* _Records_:
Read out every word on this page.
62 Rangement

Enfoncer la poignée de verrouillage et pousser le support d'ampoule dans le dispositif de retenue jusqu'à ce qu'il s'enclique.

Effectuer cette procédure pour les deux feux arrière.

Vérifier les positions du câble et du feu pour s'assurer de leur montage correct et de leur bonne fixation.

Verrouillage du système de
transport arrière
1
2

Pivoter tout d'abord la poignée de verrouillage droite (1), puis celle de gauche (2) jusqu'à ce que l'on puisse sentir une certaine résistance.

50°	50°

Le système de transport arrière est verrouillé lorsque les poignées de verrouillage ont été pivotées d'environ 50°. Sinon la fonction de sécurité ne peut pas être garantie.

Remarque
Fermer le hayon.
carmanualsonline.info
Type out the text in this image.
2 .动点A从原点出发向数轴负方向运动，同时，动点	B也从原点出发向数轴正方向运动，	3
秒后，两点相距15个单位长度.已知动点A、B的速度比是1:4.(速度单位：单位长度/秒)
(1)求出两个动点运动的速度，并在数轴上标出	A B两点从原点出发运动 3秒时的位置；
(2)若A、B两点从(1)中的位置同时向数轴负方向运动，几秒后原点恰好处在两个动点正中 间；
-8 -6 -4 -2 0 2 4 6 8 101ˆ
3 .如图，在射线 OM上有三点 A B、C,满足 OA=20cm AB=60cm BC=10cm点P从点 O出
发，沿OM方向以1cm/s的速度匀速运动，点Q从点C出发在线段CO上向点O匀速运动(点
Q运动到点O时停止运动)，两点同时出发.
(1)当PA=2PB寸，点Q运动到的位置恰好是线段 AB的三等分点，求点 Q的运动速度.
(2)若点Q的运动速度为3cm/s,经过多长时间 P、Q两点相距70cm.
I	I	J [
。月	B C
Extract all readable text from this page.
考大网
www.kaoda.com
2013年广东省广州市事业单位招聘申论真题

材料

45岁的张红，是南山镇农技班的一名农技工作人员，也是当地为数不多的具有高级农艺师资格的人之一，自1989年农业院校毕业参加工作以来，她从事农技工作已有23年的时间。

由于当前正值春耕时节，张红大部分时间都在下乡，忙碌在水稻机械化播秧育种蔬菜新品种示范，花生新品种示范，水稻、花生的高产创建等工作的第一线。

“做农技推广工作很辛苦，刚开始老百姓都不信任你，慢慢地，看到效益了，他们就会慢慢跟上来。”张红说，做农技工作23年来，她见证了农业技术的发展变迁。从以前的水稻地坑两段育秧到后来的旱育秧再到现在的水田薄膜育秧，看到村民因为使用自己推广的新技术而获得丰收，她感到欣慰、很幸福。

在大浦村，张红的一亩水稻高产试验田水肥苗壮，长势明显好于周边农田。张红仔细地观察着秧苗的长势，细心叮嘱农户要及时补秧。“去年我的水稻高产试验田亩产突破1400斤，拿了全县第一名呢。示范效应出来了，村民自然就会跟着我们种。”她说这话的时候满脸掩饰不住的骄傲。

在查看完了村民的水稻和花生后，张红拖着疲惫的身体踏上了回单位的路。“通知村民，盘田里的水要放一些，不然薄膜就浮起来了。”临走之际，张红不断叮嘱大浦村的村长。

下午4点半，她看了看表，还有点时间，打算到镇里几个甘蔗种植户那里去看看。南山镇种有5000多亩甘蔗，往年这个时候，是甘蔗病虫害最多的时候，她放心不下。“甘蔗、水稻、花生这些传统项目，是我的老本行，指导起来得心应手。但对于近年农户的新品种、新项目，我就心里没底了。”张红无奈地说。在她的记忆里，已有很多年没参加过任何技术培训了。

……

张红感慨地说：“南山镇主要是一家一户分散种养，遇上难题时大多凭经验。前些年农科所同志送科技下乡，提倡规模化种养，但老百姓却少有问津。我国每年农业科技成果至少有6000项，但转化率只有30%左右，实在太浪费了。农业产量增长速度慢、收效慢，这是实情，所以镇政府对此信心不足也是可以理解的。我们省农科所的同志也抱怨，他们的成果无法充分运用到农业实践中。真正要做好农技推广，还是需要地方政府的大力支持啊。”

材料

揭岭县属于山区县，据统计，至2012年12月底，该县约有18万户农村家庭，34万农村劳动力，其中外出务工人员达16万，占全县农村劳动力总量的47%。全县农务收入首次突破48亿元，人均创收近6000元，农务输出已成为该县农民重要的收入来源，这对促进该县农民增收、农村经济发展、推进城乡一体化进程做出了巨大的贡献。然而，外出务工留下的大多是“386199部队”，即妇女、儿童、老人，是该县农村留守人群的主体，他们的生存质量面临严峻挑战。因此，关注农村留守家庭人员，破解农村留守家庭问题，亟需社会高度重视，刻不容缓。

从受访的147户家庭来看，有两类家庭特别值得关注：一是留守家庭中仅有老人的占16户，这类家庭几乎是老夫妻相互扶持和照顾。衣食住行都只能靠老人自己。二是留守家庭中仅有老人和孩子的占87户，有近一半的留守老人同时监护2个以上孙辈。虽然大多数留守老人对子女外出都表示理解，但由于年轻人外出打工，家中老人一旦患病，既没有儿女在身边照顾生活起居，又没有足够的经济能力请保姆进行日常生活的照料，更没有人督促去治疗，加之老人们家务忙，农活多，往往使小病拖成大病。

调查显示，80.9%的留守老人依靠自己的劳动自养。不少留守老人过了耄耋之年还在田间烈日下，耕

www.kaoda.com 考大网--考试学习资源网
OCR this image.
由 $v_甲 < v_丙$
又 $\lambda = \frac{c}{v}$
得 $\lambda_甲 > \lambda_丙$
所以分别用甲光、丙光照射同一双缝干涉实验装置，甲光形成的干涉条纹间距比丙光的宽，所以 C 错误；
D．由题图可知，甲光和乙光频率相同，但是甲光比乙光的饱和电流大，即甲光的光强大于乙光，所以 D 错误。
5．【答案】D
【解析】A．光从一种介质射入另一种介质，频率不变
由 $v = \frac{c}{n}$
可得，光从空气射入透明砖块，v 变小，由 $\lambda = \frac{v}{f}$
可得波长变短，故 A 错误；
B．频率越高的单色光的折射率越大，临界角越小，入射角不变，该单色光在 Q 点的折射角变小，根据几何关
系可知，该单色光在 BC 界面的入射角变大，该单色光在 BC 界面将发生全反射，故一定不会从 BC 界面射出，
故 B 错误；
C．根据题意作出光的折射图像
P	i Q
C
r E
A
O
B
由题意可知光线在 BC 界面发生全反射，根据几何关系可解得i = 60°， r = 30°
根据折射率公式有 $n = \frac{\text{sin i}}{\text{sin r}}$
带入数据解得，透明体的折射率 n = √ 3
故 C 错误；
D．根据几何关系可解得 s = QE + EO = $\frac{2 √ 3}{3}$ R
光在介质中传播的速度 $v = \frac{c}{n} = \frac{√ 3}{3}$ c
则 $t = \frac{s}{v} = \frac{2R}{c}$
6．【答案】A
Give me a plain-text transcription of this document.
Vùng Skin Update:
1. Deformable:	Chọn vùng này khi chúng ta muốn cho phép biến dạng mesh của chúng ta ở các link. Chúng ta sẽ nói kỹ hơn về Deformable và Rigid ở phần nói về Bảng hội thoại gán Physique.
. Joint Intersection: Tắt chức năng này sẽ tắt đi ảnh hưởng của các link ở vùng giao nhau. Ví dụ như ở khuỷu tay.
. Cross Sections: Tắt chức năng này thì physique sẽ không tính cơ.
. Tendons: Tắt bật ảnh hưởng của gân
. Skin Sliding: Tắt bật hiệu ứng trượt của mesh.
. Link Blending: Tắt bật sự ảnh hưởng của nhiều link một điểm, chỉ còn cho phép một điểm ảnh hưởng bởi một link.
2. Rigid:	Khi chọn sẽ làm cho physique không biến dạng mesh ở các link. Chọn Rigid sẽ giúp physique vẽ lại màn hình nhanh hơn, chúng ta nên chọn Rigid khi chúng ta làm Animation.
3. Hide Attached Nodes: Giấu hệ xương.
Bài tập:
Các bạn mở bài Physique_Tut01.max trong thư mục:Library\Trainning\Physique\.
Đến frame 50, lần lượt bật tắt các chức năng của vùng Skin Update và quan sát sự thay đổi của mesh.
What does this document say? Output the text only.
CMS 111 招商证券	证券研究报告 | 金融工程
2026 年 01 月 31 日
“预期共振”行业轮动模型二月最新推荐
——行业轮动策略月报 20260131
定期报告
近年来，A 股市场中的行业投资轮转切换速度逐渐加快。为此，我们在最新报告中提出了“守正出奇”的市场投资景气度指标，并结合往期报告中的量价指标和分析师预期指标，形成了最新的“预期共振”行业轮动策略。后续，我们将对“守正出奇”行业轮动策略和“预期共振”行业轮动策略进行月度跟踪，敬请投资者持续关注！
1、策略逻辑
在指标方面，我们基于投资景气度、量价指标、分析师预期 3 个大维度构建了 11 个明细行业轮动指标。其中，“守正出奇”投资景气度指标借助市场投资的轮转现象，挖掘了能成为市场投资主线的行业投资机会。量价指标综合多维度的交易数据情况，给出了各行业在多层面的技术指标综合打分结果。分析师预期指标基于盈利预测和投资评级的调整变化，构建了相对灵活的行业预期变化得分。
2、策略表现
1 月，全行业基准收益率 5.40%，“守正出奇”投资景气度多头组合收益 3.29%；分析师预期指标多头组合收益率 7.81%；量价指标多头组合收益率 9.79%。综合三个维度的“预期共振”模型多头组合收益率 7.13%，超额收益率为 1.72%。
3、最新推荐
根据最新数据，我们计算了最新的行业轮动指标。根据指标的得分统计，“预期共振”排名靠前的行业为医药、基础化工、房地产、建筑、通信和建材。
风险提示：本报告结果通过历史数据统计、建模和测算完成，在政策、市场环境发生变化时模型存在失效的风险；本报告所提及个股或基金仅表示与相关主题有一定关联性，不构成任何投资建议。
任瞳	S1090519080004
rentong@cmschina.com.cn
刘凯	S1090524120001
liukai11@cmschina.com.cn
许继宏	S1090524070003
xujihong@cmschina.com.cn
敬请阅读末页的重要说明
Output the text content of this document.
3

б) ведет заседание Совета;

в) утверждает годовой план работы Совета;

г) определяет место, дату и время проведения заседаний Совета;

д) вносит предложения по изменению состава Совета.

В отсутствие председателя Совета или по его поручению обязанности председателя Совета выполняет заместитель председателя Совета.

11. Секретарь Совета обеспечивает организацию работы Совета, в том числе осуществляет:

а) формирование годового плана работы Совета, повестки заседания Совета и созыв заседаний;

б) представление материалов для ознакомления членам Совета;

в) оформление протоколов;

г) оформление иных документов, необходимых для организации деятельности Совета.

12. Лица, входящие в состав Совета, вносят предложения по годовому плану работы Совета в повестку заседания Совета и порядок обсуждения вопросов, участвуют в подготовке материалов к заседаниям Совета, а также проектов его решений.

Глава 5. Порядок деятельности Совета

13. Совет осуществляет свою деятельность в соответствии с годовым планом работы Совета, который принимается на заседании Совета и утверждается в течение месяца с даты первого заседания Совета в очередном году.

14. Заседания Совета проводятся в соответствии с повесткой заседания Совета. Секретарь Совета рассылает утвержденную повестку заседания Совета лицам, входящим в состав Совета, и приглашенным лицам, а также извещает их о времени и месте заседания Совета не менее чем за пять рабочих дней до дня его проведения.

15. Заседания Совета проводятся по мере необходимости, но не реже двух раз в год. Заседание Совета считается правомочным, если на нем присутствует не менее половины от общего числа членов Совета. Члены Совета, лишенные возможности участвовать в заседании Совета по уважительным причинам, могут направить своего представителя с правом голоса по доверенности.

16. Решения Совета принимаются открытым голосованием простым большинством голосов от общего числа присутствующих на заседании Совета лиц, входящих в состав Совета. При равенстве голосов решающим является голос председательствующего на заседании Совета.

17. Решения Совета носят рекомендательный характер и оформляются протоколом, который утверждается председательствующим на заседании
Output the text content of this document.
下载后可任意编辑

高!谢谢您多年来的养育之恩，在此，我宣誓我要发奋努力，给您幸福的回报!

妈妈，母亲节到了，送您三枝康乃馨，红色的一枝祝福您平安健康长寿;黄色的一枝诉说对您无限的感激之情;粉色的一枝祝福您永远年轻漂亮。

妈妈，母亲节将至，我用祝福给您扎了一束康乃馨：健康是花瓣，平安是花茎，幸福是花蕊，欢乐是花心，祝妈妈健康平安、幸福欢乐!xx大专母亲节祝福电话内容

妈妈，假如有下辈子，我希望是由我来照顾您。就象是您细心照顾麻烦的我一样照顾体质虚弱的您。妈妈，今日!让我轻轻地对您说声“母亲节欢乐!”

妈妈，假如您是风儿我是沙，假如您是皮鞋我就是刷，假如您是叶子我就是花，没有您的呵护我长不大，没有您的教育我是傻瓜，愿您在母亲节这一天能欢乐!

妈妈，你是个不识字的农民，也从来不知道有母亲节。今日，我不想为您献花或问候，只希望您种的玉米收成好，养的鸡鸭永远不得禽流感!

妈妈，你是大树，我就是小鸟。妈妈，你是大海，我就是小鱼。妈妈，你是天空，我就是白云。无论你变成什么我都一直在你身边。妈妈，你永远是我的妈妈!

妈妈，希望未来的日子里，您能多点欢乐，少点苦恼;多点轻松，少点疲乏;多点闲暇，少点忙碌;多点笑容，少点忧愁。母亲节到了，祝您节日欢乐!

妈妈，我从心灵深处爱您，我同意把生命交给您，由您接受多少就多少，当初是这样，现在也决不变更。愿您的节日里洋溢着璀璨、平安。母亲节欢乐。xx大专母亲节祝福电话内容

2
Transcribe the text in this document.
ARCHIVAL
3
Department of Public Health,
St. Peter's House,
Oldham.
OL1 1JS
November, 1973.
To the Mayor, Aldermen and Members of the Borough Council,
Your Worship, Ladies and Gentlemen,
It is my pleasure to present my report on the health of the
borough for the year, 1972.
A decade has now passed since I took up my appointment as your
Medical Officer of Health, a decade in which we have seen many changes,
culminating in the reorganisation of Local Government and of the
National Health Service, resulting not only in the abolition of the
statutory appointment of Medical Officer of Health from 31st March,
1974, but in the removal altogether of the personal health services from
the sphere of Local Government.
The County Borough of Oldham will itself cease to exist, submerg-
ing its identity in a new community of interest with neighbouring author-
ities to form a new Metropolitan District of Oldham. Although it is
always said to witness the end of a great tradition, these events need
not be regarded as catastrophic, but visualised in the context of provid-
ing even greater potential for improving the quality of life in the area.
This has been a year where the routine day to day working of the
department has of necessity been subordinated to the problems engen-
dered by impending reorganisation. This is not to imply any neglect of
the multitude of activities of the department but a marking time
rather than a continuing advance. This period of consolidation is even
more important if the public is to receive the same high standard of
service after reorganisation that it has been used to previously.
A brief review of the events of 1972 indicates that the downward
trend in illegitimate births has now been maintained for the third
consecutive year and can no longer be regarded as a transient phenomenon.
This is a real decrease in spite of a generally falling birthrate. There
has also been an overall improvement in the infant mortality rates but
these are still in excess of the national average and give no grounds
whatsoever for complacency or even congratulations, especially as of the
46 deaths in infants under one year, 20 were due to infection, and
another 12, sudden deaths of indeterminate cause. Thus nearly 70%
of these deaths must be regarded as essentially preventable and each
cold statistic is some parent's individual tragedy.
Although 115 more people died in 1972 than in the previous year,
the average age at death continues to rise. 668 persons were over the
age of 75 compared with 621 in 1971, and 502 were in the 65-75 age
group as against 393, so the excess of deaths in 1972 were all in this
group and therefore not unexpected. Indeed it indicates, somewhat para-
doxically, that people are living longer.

* _Short exercise_:
Reproduce each line from the records that contains the word "cmschina".

* _Problem solution_:
rentong@cmschina.com.cn
liukai11@cmschina.com.cn
xujihong@cmschina.com.cn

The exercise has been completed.